Data for processing:
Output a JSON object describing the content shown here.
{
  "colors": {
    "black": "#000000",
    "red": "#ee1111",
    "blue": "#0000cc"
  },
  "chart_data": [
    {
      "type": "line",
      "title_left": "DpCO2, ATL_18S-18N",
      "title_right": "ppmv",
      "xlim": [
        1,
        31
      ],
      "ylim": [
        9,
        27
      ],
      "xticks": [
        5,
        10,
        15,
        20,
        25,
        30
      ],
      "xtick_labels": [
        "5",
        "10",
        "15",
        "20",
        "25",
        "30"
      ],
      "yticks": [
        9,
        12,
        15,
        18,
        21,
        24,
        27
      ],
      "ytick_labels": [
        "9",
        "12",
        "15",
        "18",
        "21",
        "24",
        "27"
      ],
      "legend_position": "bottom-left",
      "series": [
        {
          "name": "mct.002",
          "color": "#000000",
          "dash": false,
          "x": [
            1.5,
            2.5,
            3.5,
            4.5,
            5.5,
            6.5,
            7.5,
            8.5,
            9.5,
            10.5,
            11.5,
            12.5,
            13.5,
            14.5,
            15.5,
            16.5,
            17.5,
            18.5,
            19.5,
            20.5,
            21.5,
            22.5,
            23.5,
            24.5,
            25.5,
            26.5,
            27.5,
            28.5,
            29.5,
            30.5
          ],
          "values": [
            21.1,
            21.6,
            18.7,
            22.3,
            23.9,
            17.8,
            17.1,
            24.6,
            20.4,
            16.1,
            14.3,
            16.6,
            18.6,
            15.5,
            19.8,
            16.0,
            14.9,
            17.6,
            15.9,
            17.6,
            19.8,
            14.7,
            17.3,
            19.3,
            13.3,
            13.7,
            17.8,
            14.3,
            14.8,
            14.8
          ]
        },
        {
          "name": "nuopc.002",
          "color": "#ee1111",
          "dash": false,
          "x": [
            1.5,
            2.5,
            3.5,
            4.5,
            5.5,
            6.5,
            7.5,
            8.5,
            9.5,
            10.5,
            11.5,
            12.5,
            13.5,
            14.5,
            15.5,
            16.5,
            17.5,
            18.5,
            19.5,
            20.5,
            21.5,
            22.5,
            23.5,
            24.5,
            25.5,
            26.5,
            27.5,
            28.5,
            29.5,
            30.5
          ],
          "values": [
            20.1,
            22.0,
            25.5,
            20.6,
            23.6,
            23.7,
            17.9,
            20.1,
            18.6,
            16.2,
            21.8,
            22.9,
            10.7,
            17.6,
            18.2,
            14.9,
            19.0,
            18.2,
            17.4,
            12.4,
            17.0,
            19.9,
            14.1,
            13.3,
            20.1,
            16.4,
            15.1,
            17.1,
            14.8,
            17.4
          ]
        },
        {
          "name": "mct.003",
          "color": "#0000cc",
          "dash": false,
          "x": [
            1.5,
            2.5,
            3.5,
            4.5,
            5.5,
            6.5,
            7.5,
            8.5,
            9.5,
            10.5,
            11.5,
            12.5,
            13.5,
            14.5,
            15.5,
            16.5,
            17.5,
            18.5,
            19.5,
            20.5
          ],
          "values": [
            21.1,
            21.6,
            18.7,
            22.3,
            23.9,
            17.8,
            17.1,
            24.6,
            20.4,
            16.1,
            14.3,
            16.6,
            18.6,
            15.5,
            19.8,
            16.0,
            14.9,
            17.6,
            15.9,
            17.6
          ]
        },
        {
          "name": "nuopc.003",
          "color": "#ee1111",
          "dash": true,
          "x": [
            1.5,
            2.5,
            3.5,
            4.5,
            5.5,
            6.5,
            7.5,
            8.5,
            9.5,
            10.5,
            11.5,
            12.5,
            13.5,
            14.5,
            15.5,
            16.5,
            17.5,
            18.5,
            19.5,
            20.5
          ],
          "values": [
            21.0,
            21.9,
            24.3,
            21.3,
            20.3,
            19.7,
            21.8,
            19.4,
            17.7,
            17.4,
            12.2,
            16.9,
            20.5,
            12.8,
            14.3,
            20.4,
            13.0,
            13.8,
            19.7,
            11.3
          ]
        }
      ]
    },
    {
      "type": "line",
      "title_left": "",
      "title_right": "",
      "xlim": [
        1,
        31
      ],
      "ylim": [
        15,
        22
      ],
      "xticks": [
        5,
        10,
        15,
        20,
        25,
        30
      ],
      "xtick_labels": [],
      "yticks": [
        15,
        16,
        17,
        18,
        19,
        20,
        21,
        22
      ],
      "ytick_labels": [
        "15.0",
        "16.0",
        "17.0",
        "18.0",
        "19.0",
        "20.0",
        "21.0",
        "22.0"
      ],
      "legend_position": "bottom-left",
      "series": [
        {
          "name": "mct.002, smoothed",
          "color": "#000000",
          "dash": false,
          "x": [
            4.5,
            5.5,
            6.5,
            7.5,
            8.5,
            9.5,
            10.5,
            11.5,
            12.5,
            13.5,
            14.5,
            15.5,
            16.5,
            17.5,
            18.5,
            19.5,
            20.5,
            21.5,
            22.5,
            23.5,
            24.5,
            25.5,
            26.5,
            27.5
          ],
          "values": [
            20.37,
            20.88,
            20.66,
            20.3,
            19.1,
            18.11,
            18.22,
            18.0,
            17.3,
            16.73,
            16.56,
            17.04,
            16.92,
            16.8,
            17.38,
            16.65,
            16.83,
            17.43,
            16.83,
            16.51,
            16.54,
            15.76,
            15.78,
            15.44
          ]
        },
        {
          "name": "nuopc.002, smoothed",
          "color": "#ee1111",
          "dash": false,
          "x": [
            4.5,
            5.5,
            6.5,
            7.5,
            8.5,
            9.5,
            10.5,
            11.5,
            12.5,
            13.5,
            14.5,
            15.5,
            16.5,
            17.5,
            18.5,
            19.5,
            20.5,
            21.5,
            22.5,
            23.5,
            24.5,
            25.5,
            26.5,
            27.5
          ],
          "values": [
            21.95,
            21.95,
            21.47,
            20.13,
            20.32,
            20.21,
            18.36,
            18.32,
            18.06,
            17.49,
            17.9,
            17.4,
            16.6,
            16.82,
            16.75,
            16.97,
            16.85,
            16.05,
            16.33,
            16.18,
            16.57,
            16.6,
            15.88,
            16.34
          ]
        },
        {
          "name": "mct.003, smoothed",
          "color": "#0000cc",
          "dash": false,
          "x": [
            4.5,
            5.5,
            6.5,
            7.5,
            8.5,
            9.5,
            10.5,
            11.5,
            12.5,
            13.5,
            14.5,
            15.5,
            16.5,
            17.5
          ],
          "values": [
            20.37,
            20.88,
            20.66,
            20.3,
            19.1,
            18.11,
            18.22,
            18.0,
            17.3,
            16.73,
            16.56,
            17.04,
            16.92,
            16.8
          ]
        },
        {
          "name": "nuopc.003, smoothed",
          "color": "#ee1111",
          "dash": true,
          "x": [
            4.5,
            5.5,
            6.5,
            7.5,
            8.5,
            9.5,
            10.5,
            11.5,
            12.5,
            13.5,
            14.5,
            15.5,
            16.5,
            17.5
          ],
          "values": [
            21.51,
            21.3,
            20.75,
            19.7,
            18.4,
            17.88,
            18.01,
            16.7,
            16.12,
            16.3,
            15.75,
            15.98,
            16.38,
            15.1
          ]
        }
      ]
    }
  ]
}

Required work: Every entry above needs to be quoted exactly.

Correct output:
Output a JSON object describing the content shown here.
{
  "colors": {
    "black": "#000000",
    "red": "#ee1111",
    "blue": "#0000cc"
  },
  "chart_data": [
    {
      "type": "line",
      "title_left": "DpCO2, ATL_18S-18N",
      "title_right": "ppmv",
      "xlim": [
        1,
        31
      ],
      "ylim": [
        9,
        27
      ],
      "xticks": [
        5,
        10,
        15,
        20,
        25,
        30
      ],
      "xtick_labels": [
        "5",
        "10",
        "15",
        "20",
        "25",
        "30"
      ],
      "yticks": [
        9,
        12,
        15,
        18,
        21,
        24,
        27
      ],
      "ytick_labels": [
        "9",
        "12",
        "15",
        "18",
        "21",
        "24",
        "27"
      ],
      "legend_position": "bottom-left",
      "series": [
        {
          "name": "mct.002",
          "color": "#000000",
          "dash": false,
          "x": [
            1.5,
            2.5,
            3.5,
            4.5,
            5.5,
            6.5,
            7.5,
            8.5,
            9.5,
            10.5,
            11.5,
            12.5,
            13.5,
            14.5,
            15.5,
            16.5,
            17.5,
            18.5,
            19.5,
            20.5,
            21.5,
            22.5,
            23.5,
            24.5,
            25.5,
            26.5,
            27.5,
            28.5,
            29.5,
            30.5
          ],
          "values": [
            21.1,
            21.6,
            18.7,
            22.3,
            23.9,
            17.8,
            17.1,
            24.6,
            20.4,
            16.1,
            14.3,
            16.6,
            18.6,
            15.5,
            19.8,
            16.0,
            14.9,
            17.6,
            15.9,
            17.6,
            19.8,
            14.7,
            17.3,
            19.3,
            13.3,
            13.7,
            17.8,
            14.3,
            14.8,
            14.8
          ]
        },
        {
          "name": "nuopc.002",
          "color": "#ee1111",
          "dash": false,
          "x": [
            1.5,
            2.5,
            3.5,
            4.5,
            5.5,
            6.5,
            7.5,
            8.5,
            9.5,
            10.5,
            11.5,
            12.5,
            13.5,
            14.5,
            15.5,
            16.5,
            17.5,
            18.5,
            19.5,
            20.5,
            21.5,
            22.5,
            23.5,
            24.5,
            25.5,
            26.5,
            27.5,
            28.5,
            29.5,
            30.5
          ],
          "values": [
            20.1,
            22.0,
            25.5,
            20.6,
            23.6,
            23.7,
            17.9,
            20.1,
            18.6,
            16.2,
            21.8,
            22.9,
            10.7,
            17.6,
            18.2,
            14.9,
            19.0,
            18.2,
            17.4,
            12.4,
            17.0,
            19.9,
            14.1,
            13.3,
            20.1,
            16.4,
            15.1,
            17.1,
            14.8,
            17.4
          ]
        },
        {
          "name": "mct.003",
          "color": "#0000cc",
          "dash": false,
          "x": [
            1.5,
            2.5,
            3.5,
            4.5,
            5.5,
            6.5,
            7.5,
            8.5,
            9.5,
            10.5,
            11.5,
            12.5,
            13.5,
            14.5,
            15.5,
            16.5,
            17.5,
            18.5,
            19.5,
            20.5
          ],
          "values": [
            21.1,
            21.6,
            18.7,
            22.3,
            23.9,
            17.8,
            17.1,
            24.6,
            20.4,
            16.1,
            14.3,
            16.6,
            18.6,
            15.5,
            19.8,
            16.0,
            14.9,
            17.6,
            15.9,
            17.6
          ]
        },
        {
          "name": "nuopc.003",
          "color": "#ee1111",
          "dash": true,
          "x": [
            1.5,
            2.5,
            3.5,
            4.5,
            5.5,
            6.5,
            7.5,
            8.5,
            9.5,
            10.5,
            11.5,
            12.5,
            13.5,
            14.5,
            15.5,
            16.5,
            17.5,
            18.5,
            19.5,
            20.5
          ],
          "values": [
            21.0,
            21.9,
            24.3,
            21.3,
            20.3,
            19.7,
            21.8,
            19.4,
            17.7,
            17.4,
            12.2,
            16.9,
            20.5,
            12.8,
            14.3,
            20.4,
            13.0,
            13.8,
            19.7,
            11.3
          ]
        }
      ]
    },
    {
      "type": "line",
      "title_left": "",
      "title_right": "",
      "xlim": [
        1,
        31
      ],
      "ylim": [
        15,
        22
      ],
      "xticks": [
        5,
        10,
        15,
        20,
        25,
        30
      ],
      "xtick_labels": [],
      "yticks": [
        15,
        16,
        17,
        18,
        19,
        20,
        21,
        22
      ],
      "ytick_labels": [
        "15.0",
        "16.0",
        "17.0",
        "18.0",
        "19.0",
        "20.0",
        "21.0",
        "22.0"
      ],
      "legend_position": "bottom-left",
      "series": [
        {
          "name": "mct.002, smoothed",
          "color": "#000000",
          "dash": false,
          "x": [
            4.5,
            5.5,
            6.5,
            7.5,
            8.5,
            9.5,
            10.5,
            11.5,
            12.5,
            13.5,
            14.5,
            15.5,
            16.5,
            17.5,
            18.5,
            19.5,
            20.5,
            21.5,
            22.5,
            23.5,
            24.5,
            25.5,
            26.5,
            27.5
          ],
          "values": [
            20.37,
            20.88,
            20.66,
            20.3,
            19.1,
            18.11,
            18.22,
            18.0,
            17.3,
            16.73,
            16.56,
            17.04,
            16.92,
            16.8,
            17.38,
            16.65,
            16.83,
            17.43,
            16.83,
            16.51,
            16.54,
            15.76,
            15.78,
            15.44
          ]
        },
        {
          "name": "nuopc.002, smoothed",
          "color": "#ee1111",
          "dash": false,
          "x": [
            4.5,
            5.5,
            6.5,
            7.5,
            8.5,
            9.5,
            10.5,
            11.5,
            12.5,
            13.5,
            14.5,
            15.5,
            16.5,
            17.5,
            18.5,
            19.5,
            20.5,
            21.5,
            22.5,
            23.5,
            24.5,
            25.5,
            26.5,
            27.5
          ],
          "values": [
            21.95,
            21.95,
            21.47,
            20.13,
            20.32,
            20.21,
            18.36,
            18.32,
            18.06,
            17.49,
            17.9,
            17.4,
            16.6,
            16.82,
            16.75,
            16.97,
            16.85,
            16.05,
            16.33,
            16.18,
            16.57,
            16.6,
            15.88,
            16.34
          ]
        },
        {
          "name": "mct.003, smoothed",
          "color": "#0000cc",
          "dash": false,
          "x": [
            4.5,
            5.5,
            6.5,
            7.5,
            8.5,
            9.5,
            10.5,
            11.5,
            12.5,
            13.5,
            14.5,
            15.5,
            16.5,
            17.5
          ],
          "values": [
            20.37,
            20.88,
            20.66,
            20.3,
            19.1,
            18.11,
            18.22,
            18.0,
            17.3,
            16.73,
            16.56,
            17.04,
            16.92,
            16.8
          ]
        },
        {
          "name": "nuopc.003, smoothed",
          "color": "#ee1111",
          "dash": true,
          "x": [
            4.5,
            5.5,
            6.5,
            7.5,
            8.5,
            9.5,
            10.5,
            11.5,
            12.5,
            13.5,
            14.5,
            15.5,
            16.5,
            17.5
          ],
          "values": [
            21.51,
            21.3,
            20.75,
            19.7,
            18.4,
            17.88,
            18.01,
            16.7,
            16.12,
            16.3,
            15.75,
            15.98,
            16.38,
            15.1
          ]
        }
      ]
    }
  ]
}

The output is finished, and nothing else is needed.